[Collected data]

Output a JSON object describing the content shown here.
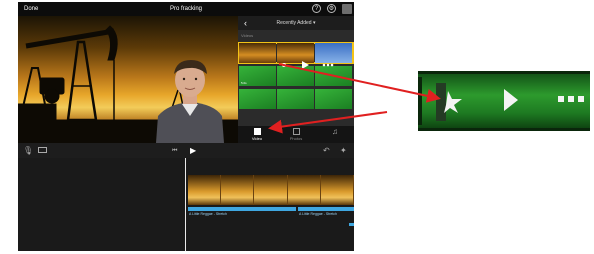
{
  "app": {
    "done_label": "Done",
    "title": "Pro fracking",
    "help_icon": "help-icon",
    "settings_icon": "settings-gear-icon",
    "share_icon": "share-icon"
  },
  "browser": {
    "back_icon": "chevron-left-icon",
    "dropdown_label": "Recently Added ▾",
    "section_label": "Videos",
    "durations": [
      "",
      "",
      "",
      "5.0s",
      "",
      "",
      "",
      "",
      ""
    ],
    "tabs": [
      {
        "label": "Video",
        "icon": "film-icon",
        "active": true
      },
      {
        "label": "Photos",
        "icon": "photo-icon",
        "active": false
      },
      {
        "label": "",
        "icon": "music-note-icon",
        "active": false
      }
    ]
  },
  "controls": {
    "mic_icon": "microphone-icon",
    "camera_icon": "camera-icon",
    "undo_icon": "undo-icon",
    "settings_icon": "gear-icon",
    "skip_icon": "skip-back-icon",
    "play_icon": "play-icon"
  },
  "timeline": {
    "audio_tracks": [
      {
        "label": "A Little Reggae - Stretch"
      },
      {
        "label": "A Little Reggae - Stretch"
      }
    ]
  },
  "colors": {
    "accent_yellow": "#f3c316",
    "audio_blue": "#3fa7e0",
    "arrow_red": "#e02020"
  }
}
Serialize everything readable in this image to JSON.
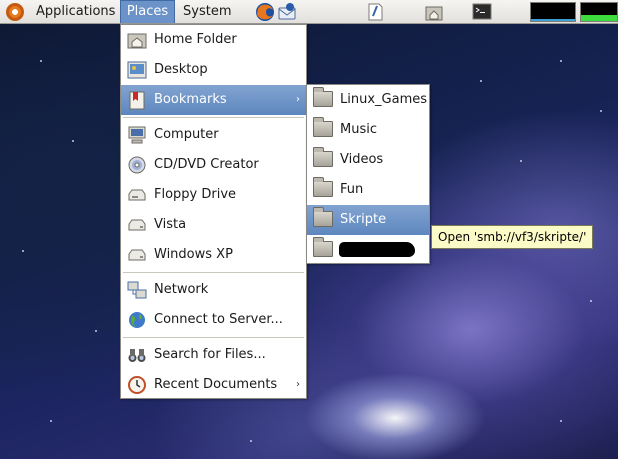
{
  "panel": {
    "applications_label": "Applications",
    "places_label": "Places",
    "system_label": "System",
    "launchers": [
      "firefox-icon",
      "thunderbird-icon",
      "text-editor-icon",
      "home-folder-icon",
      "terminal-icon"
    ],
    "monitors": [
      {
        "name": "system-monitor",
        "color": "#3fa0d8",
        "level": 0.1
      },
      {
        "name": "network-monitor",
        "color": "#3fdc3f",
        "level": 0.35
      }
    ]
  },
  "places_menu": {
    "items": [
      {
        "label": "Home Folder",
        "icon": "home-folder-icon"
      },
      {
        "label": "Desktop",
        "icon": "desktop-icon"
      },
      {
        "label": "Bookmarks",
        "icon": "bookmarks-icon",
        "submenu": true,
        "highlighted": true
      },
      {
        "label": "Computer",
        "icon": "computer-icon"
      },
      {
        "label": "CD/DVD Creator",
        "icon": "cd-dvd-icon"
      },
      {
        "label": "Floppy Drive",
        "icon": "floppy-drive-icon"
      },
      {
        "label": "Vista",
        "icon": "drive-icon"
      },
      {
        "label": "Windows XP",
        "icon": "drive-icon"
      },
      {
        "label": "Network",
        "icon": "network-icon"
      },
      {
        "label": "Connect to Server...",
        "icon": "globe-icon"
      },
      {
        "label": "Search for Files...",
        "icon": "binoculars-icon"
      },
      {
        "label": "Recent Documents",
        "icon": "recent-documents-icon",
        "submenu": true
      }
    ],
    "submenu_arrow": "›"
  },
  "bookmarks_menu": {
    "items": [
      {
        "label": "Linux_Games",
        "icon": "folder-icon"
      },
      {
        "label": "Music",
        "icon": "folder-icon"
      },
      {
        "label": "Videos",
        "icon": "folder-icon"
      },
      {
        "label": "Fun",
        "icon": "folder-icon"
      },
      {
        "label": "Skripte",
        "icon": "folder-icon",
        "highlighted": true
      },
      {
        "label": "",
        "icon": "folder-icon",
        "redacted": true
      }
    ]
  },
  "tooltip": {
    "text": "Open 'smb://vf3/skripte/'"
  },
  "colors": {
    "highlight": "#6b93c9",
    "tooltip_bg": "#fbfbc7"
  }
}
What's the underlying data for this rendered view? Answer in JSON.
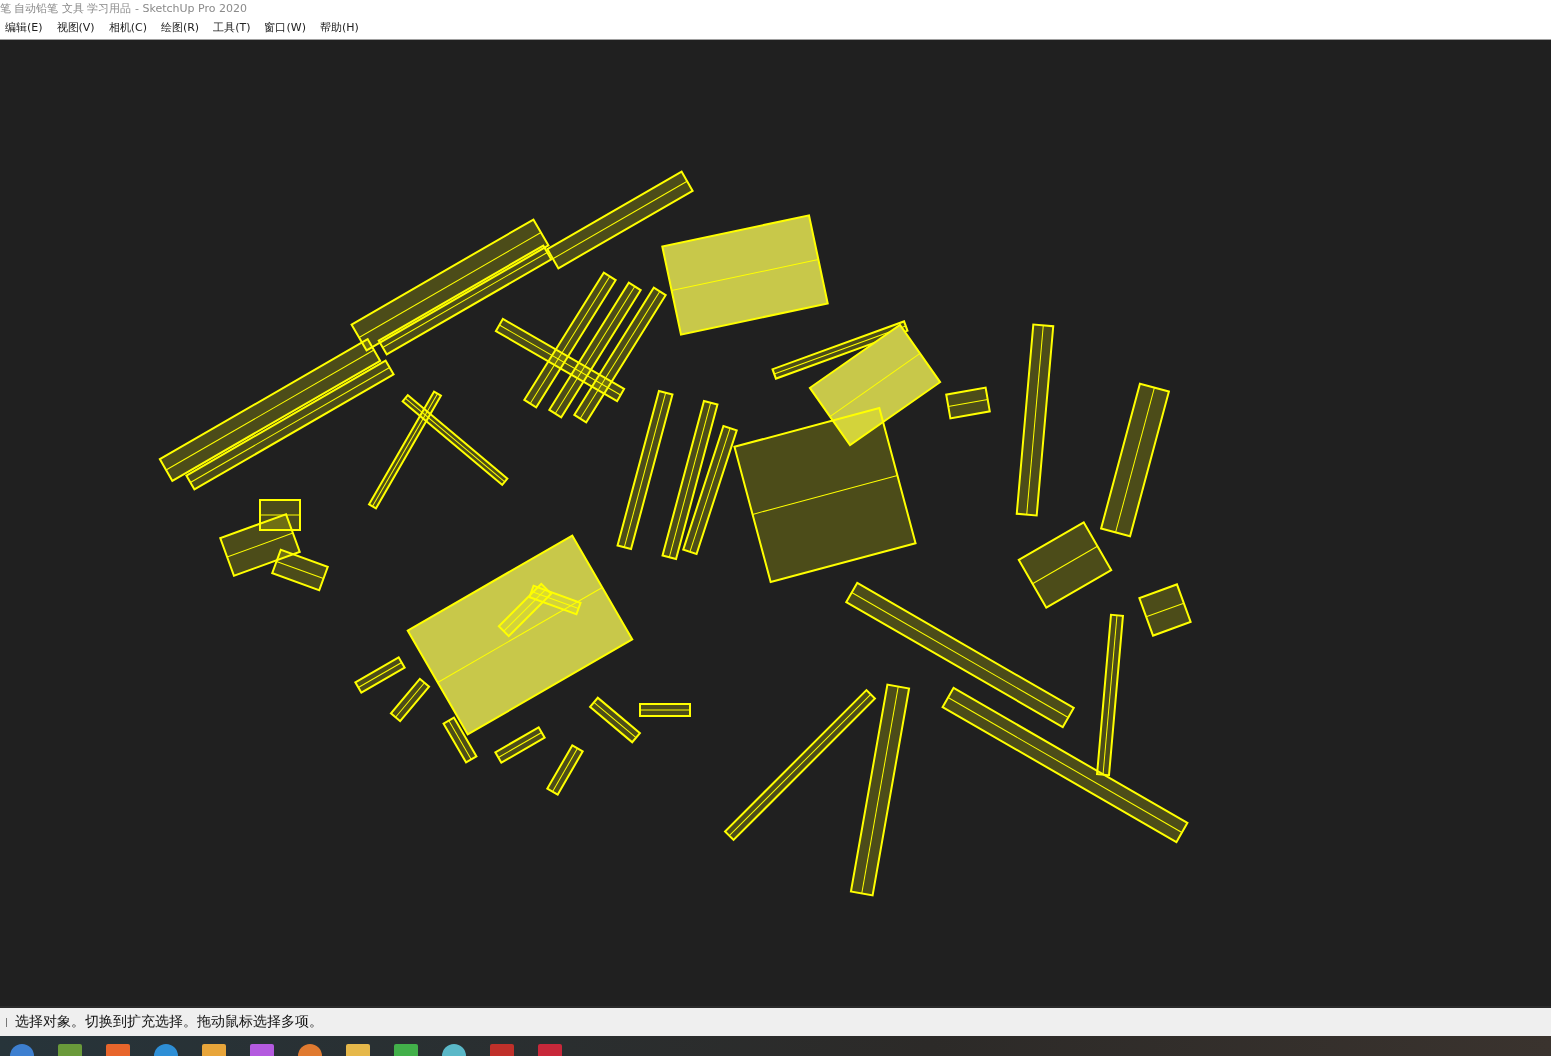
{
  "window": {
    "title": "笔 自动铅笔 文具 学习用品 - SketchUp Pro 2020"
  },
  "menu": [
    "编辑(E)",
    "视图(V)",
    "相机(C)",
    "绘图(R)",
    "工具(T)",
    "窗口(W)",
    "帮助(H)"
  ],
  "status_bar": {
    "text": "选择对象。切换到扩充选择。拖动鼠标选择多项。"
  }
}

_EXERCISE DESCRIPTION_. Gather up, from the records above, each line where the word "title" appears.

_EXERCISE ANSWER_.
    "title": "Pro fracking",
    "title": "笔 自动铅笔 文具 学习用品 - SketchUp Pro 2020"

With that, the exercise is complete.